§ Text excerpt
= = = = =

While vaccines were made available to anyone in the these facilities, they were not required, and those currently infected with COVID-19 could not take them. Justice said the state prioritized vaccines for those housed in care facilities because of the increased likelihood of outbreaks at these facilities and the vulnerability of the residents to COVID-19.

There were 83 outbreaks at long-term care facilities across the state as of Monday, according to the Department of Health and Human Resource’s COVID-19 data dashboard. With long-term care facility vaccinations mostly completed, Justice said, the state is moving forward with the next step of its vaccination plan: ensuring those responsible for giving vaccines to others — clinic staffers, primary care physicians, pharmacists and others — get vaccinated themselves. Once this is complete, there potentially will be more opportunity to expand vaccinations in less centralized means, Justice said.

Of 60,875 doses of the Pfizer and Moderna vaccines sent to the state, 30,737 — roughly half — have been distributed, so far.

Overall, the state is still prioritizing age over any other factor for eligibility to receive the vaccine. No directives have been released, however, detailing how older people who are more vulnerable to the virus but who don’t live in a long-term care facility, will be contacted to receive the vaccine, or by what means.

As of Monday, there were 81,436 confirmed cases of COVID-19 in West Virginia, 24,273 of which are active, and 1,263 COVID-19 related deaths. For weeks before the Christmas holiday, West Virginia’s COVID-19 rates were consistently increasing, shattering records for daily new cases, daily positivity rate, the number of deaths in one day, the number of people hospitalized with COVID-19 and how many of those patients are receiving care in an ICU.

Testing in the past two weeks also decreased across the state. Between Nov. 29 and Dec. 12, nearly 190,000 West Virginians received COVID-19 tests. Comparatively, over the next two weeks from Dec. 13 and Dec. 26, just 140,000 received a test.

= = = = =

[Document understanding data]
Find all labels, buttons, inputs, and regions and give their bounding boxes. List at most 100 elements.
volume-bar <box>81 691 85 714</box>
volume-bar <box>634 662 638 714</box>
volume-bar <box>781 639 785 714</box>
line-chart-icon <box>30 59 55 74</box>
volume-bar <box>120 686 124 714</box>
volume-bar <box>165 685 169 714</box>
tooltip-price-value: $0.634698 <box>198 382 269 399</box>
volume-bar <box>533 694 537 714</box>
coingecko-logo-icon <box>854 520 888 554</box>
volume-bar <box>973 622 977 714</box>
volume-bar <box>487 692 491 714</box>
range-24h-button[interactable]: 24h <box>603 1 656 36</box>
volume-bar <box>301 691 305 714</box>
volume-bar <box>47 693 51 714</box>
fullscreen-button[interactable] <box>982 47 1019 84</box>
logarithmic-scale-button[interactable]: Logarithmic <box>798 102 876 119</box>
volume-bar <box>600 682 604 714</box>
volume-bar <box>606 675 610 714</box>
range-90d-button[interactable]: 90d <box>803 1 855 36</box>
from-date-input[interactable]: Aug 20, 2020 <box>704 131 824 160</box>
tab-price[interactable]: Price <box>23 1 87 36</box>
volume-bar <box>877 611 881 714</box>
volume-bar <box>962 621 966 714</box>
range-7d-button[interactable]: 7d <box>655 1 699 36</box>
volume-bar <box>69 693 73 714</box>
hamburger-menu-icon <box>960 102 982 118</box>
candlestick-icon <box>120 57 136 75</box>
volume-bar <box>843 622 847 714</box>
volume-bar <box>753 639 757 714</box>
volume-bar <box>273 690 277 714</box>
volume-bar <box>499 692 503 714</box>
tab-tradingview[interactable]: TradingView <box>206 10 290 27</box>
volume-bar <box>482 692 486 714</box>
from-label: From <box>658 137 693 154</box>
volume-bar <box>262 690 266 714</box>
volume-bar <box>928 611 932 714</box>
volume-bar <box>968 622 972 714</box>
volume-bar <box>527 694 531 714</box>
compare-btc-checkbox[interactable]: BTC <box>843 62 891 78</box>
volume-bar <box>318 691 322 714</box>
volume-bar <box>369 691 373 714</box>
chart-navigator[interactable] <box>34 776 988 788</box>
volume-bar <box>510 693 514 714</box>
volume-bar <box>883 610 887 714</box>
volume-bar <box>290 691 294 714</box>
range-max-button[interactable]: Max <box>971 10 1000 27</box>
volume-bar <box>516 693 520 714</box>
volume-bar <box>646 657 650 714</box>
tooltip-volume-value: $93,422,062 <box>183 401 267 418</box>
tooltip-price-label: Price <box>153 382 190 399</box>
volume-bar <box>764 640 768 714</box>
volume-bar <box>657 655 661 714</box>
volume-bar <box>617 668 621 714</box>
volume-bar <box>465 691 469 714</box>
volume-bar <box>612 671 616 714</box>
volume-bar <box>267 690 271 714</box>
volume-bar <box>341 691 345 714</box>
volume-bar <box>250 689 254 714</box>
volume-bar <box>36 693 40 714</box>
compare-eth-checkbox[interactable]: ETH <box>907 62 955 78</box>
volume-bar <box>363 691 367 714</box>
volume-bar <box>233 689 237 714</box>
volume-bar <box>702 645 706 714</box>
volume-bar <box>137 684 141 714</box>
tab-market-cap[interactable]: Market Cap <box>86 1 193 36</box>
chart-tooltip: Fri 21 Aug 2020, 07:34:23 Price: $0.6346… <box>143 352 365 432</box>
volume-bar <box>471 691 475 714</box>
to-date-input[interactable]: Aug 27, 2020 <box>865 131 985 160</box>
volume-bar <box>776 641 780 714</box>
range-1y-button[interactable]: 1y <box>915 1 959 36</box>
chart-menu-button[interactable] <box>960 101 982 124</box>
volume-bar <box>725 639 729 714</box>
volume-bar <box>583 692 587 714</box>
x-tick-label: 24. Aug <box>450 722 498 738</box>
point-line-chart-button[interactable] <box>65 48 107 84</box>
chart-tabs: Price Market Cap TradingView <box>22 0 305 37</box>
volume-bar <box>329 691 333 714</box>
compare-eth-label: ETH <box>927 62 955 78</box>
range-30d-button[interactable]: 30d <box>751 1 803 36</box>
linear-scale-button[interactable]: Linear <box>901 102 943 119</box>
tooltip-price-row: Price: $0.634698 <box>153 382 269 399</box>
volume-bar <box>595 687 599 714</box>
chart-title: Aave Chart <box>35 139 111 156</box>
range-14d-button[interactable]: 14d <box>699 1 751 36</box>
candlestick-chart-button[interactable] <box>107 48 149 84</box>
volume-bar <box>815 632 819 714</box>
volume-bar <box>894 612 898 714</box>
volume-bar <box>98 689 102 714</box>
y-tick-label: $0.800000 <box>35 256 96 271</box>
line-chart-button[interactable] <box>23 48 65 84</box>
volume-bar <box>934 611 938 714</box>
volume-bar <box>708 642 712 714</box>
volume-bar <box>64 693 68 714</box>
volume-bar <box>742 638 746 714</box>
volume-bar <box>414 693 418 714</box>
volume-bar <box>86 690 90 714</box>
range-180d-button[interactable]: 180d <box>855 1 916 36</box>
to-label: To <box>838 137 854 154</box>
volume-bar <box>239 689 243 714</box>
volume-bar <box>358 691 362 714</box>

= = = = =

§ What you have to do
According to the West Virginia COVID-19 excerpt, how many outbreaks at long-term care facilities were there across the state as of Monday? None of these items is needed to complete the task.

§ Exercise output
83